Task:
Copy the following listing line for line, without changing anything.
— begin Source material —
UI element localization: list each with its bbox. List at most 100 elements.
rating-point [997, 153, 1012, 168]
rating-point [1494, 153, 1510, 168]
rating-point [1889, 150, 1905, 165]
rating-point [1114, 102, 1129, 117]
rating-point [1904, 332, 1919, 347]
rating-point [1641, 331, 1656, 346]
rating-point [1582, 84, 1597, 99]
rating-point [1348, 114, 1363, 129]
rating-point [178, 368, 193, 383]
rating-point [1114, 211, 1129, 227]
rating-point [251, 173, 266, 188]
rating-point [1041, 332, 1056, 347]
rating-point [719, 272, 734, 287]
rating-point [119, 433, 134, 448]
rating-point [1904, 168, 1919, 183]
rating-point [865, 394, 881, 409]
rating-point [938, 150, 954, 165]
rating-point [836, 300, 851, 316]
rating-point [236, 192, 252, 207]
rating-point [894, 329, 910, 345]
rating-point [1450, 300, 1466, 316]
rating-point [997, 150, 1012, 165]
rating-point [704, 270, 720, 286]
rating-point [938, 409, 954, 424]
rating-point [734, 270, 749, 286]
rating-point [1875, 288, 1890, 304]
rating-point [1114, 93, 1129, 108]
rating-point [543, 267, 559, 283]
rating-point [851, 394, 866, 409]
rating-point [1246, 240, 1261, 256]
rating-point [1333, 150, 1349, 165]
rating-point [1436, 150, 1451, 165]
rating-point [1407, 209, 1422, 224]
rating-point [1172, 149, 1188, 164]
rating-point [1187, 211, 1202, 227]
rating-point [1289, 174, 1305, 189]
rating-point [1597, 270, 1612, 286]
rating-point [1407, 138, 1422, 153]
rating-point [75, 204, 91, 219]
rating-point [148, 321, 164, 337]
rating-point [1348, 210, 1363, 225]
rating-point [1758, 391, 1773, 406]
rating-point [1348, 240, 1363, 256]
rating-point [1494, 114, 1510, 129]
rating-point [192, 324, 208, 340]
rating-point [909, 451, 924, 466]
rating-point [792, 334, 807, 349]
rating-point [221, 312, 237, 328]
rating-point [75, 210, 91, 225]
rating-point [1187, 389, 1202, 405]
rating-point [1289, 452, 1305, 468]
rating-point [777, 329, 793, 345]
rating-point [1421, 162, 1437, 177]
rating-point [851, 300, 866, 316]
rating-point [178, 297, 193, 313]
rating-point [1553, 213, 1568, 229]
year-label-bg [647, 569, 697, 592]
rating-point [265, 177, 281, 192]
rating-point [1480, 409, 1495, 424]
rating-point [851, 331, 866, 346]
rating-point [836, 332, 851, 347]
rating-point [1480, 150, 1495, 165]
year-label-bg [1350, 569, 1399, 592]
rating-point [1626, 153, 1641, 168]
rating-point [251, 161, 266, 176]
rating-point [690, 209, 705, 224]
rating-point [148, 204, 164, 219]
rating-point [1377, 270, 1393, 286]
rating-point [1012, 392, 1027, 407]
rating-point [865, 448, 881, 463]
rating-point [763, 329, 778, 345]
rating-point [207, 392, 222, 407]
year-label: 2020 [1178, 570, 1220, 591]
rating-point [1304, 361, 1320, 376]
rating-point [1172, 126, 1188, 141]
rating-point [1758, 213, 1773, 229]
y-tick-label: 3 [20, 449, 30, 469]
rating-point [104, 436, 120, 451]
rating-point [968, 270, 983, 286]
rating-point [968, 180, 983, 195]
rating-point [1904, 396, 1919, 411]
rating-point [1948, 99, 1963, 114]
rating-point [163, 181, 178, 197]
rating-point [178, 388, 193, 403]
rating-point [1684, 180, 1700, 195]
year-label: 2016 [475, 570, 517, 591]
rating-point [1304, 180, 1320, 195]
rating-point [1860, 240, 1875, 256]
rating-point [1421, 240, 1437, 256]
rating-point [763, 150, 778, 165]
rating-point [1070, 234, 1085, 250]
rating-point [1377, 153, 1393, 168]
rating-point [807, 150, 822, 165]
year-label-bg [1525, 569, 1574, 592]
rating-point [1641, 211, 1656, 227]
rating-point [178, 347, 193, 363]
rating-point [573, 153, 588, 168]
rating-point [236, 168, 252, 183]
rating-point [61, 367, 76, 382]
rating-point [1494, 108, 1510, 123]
— end Source material —
Answer to the exercise:
UI element localization: list each with its bbox. List at most 100 elements.
rating-point [997, 153, 1012, 168]
rating-point [1494, 153, 1510, 168]
rating-point [1889, 150, 1905, 165]
rating-point [1114, 102, 1129, 117]
rating-point [1904, 332, 1919, 347]
rating-point [1641, 331, 1656, 346]
rating-point [1582, 84, 1597, 99]
rating-point [1348, 114, 1363, 129]
rating-point [178, 368, 193, 383]
rating-point [1114, 211, 1129, 227]
rating-point [251, 173, 266, 188]
rating-point [1041, 332, 1056, 347]
rating-point [719, 272, 734, 287]
rating-point [119, 433, 134, 448]
rating-point [1904, 168, 1919, 183]
rating-point [865, 394, 881, 409]
rating-point [938, 150, 954, 165]
rating-point [836, 300, 851, 316]
rating-point [236, 192, 252, 207]
rating-point [894, 329, 910, 345]
rating-point [1450, 300, 1466, 316]
rating-point [997, 150, 1012, 165]
rating-point [704, 270, 720, 286]
rating-point [938, 409, 954, 424]
rating-point [734, 270, 749, 286]
rating-point [1875, 288, 1890, 304]
rating-point [1114, 93, 1129, 108]
rating-point [543, 267, 559, 283]
rating-point [851, 394, 866, 409]
rating-point [1246, 240, 1261, 256]
rating-point [1333, 150, 1349, 165]
rating-point [1436, 150, 1451, 165]
rating-point [1407, 209, 1422, 224]
rating-point [1172, 149, 1188, 164]
rating-point [1187, 211, 1202, 227]
rating-point [1289, 174, 1305, 189]
rating-point [1597, 270, 1612, 286]
rating-point [1407, 138, 1422, 153]
rating-point [75, 204, 91, 219]
rating-point [148, 321, 164, 337]
rating-point [1348, 210, 1363, 225]
rating-point [1758, 391, 1773, 406]
rating-point [1348, 240, 1363, 256]
rating-point [1494, 114, 1510, 129]
rating-point [192, 324, 208, 340]
rating-point [909, 451, 924, 466]
rating-point [792, 334, 807, 349]
rating-point [221, 312, 237, 328]
rating-point [75, 210, 91, 225]
rating-point [1187, 389, 1202, 405]
rating-point [1289, 452, 1305, 468]
rating-point [777, 329, 793, 345]
rating-point [1421, 162, 1437, 177]
rating-point [851, 300, 866, 316]
rating-point [178, 297, 193, 313]
rating-point [1553, 213, 1568, 229]
year-label-bg [647, 569, 697, 592]
rating-point [265, 177, 281, 192]
rating-point [1480, 409, 1495, 424]
rating-point [851, 331, 866, 346]
rating-point [836, 332, 851, 347]
rating-point [1480, 150, 1495, 165]
year-label-bg [1350, 569, 1399, 592]
rating-point [1626, 153, 1641, 168]
rating-point [251, 161, 266, 176]
rating-point [690, 209, 705, 224]
rating-point [148, 204, 164, 219]
rating-point [1377, 270, 1393, 286]
rating-point [1012, 392, 1027, 407]
rating-point [865, 448, 881, 463]
rating-point [763, 329, 778, 345]
rating-point [207, 392, 222, 407]
year-label: 2020 [1178, 570, 1220, 591]
rating-point [1304, 361, 1320, 376]
rating-point [1172, 126, 1188, 141]
rating-point [1758, 213, 1773, 229]
y-tick-label: 3 [20, 449, 30, 469]
rating-point [104, 436, 120, 451]
rating-point [968, 270, 983, 286]
rating-point [968, 180, 983, 195]
rating-point [1904, 396, 1919, 411]
rating-point [1948, 99, 1963, 114]
rating-point [163, 181, 178, 197]
rating-point [178, 388, 193, 403]
rating-point [1684, 180, 1700, 195]
year-label: 2016 [475, 570, 517, 591]
rating-point [1304, 180, 1320, 195]
rating-point [1860, 240, 1875, 256]
rating-point [1421, 240, 1437, 256]
rating-point [763, 150, 778, 165]
rating-point [1070, 234, 1085, 250]
rating-point [1377, 153, 1393, 168]
rating-point [807, 150, 822, 165]
year-label-bg [1525, 569, 1574, 592]
rating-point [1641, 211, 1656, 227]
rating-point [178, 347, 193, 363]
rating-point [573, 153, 588, 168]
rating-point [236, 168, 252, 183]
rating-point [61, 367, 76, 382]
rating-point [1494, 108, 1510, 123]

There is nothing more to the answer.